## Stated goal
Pull out every line of the listing below where "Vaccines" appears.

## Source data
===============

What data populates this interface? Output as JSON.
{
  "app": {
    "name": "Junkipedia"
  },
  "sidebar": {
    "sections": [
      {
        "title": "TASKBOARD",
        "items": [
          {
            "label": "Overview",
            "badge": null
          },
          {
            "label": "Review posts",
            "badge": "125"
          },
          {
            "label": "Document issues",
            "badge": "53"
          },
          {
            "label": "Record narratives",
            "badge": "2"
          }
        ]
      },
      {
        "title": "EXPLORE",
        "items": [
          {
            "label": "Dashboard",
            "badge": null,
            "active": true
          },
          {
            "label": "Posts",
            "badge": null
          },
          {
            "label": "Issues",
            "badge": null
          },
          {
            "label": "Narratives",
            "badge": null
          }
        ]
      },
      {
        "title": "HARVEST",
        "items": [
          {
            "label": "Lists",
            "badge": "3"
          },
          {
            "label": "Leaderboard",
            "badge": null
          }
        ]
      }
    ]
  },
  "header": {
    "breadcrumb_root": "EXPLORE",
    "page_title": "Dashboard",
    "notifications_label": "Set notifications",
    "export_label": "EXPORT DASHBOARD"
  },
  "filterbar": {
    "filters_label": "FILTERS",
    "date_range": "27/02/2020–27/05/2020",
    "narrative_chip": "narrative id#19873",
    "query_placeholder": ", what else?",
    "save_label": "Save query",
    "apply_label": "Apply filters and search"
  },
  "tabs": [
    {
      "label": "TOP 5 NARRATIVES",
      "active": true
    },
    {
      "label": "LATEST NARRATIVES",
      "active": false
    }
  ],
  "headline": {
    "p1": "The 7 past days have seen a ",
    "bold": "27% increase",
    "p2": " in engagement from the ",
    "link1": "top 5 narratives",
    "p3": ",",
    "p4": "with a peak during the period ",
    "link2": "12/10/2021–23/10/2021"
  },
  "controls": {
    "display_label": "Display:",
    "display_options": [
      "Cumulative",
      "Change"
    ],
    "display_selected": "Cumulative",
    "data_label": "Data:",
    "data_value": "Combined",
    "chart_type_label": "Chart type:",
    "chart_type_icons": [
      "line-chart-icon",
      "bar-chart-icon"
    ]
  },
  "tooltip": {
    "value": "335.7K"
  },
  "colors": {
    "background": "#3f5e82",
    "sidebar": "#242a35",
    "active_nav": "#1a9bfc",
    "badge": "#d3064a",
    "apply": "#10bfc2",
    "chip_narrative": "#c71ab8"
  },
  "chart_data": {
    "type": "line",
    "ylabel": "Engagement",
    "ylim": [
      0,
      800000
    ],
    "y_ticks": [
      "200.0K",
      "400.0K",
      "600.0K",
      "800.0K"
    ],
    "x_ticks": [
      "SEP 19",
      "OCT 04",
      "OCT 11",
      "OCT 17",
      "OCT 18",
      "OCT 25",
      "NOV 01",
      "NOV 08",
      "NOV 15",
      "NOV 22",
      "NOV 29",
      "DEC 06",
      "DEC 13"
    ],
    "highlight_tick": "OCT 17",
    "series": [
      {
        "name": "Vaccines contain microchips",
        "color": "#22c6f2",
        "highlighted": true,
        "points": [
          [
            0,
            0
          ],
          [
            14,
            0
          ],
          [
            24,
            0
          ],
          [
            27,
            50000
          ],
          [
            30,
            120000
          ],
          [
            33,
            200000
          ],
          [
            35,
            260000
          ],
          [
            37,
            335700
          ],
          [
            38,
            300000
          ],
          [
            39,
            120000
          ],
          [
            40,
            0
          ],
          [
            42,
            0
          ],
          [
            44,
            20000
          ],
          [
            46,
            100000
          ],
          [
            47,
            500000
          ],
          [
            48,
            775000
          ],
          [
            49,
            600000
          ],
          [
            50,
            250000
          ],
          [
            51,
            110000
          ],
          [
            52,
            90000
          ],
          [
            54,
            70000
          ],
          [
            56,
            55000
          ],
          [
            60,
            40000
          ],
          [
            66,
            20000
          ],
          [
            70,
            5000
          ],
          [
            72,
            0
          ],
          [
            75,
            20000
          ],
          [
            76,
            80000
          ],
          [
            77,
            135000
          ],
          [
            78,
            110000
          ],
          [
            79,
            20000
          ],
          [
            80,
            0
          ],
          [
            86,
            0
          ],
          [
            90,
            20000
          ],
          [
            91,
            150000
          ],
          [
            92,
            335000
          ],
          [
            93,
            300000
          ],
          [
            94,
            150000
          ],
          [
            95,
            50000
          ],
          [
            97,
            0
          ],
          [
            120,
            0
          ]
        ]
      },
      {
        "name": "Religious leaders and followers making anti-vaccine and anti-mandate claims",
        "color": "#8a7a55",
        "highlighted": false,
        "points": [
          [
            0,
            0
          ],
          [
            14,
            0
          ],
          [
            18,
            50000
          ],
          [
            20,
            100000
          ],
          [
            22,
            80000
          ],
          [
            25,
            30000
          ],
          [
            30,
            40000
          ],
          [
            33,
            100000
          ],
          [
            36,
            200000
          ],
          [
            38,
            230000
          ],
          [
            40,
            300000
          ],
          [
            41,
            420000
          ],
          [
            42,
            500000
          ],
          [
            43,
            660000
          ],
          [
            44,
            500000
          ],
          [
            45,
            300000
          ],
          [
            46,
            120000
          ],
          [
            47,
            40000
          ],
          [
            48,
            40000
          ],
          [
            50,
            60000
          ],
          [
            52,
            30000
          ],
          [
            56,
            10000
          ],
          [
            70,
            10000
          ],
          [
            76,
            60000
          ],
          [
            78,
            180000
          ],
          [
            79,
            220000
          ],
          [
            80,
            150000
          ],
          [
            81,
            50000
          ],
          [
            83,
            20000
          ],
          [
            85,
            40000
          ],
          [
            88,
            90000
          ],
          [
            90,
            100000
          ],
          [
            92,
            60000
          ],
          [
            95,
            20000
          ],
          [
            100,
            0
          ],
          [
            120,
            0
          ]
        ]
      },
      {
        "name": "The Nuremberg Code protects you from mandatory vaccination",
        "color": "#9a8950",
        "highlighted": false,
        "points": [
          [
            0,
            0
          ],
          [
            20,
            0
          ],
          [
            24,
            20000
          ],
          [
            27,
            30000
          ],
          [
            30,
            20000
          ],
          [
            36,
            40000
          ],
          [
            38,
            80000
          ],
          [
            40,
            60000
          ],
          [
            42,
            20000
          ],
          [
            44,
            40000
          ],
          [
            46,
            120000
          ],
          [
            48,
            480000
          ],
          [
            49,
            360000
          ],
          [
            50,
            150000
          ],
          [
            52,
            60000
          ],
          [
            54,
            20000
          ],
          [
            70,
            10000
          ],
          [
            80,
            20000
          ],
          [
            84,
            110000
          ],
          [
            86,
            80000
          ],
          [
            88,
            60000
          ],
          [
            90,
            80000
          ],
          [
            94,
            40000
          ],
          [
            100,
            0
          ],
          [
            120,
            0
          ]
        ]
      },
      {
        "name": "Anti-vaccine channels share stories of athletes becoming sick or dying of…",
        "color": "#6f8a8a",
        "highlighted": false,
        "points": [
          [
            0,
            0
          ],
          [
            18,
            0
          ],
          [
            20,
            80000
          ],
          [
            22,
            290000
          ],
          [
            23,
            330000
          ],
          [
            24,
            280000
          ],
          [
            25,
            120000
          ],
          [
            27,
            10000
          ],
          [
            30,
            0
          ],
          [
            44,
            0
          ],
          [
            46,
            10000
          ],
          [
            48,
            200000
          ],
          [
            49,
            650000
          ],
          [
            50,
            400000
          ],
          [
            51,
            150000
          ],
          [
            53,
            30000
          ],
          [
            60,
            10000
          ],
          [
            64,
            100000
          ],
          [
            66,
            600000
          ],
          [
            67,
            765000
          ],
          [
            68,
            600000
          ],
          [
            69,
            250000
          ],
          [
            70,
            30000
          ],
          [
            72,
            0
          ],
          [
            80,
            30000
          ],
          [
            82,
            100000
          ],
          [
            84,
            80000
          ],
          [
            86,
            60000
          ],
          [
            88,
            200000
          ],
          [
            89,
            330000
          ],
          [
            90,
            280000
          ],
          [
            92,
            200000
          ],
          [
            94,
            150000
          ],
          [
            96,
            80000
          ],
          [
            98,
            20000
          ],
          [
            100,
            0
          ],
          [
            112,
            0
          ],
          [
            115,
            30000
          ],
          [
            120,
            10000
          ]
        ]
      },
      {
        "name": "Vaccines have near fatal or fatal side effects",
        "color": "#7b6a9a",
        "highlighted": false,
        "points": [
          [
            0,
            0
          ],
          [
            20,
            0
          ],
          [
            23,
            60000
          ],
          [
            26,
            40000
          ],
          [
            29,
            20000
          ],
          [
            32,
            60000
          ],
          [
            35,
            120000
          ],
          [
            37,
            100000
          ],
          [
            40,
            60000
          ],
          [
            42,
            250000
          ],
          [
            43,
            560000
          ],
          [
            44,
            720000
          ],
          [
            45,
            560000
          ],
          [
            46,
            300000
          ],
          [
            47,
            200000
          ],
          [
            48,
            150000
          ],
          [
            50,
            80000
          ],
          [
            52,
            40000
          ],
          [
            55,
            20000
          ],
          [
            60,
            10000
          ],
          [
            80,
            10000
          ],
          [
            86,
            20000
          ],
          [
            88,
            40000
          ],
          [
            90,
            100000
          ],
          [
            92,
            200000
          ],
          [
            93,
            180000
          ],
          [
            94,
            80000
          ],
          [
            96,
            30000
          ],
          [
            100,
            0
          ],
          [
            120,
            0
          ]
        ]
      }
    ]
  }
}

===============

## Correct result
        "name": "Vaccines contain microchips",
        "name": "Vaccines have near fatal or fatal side effects",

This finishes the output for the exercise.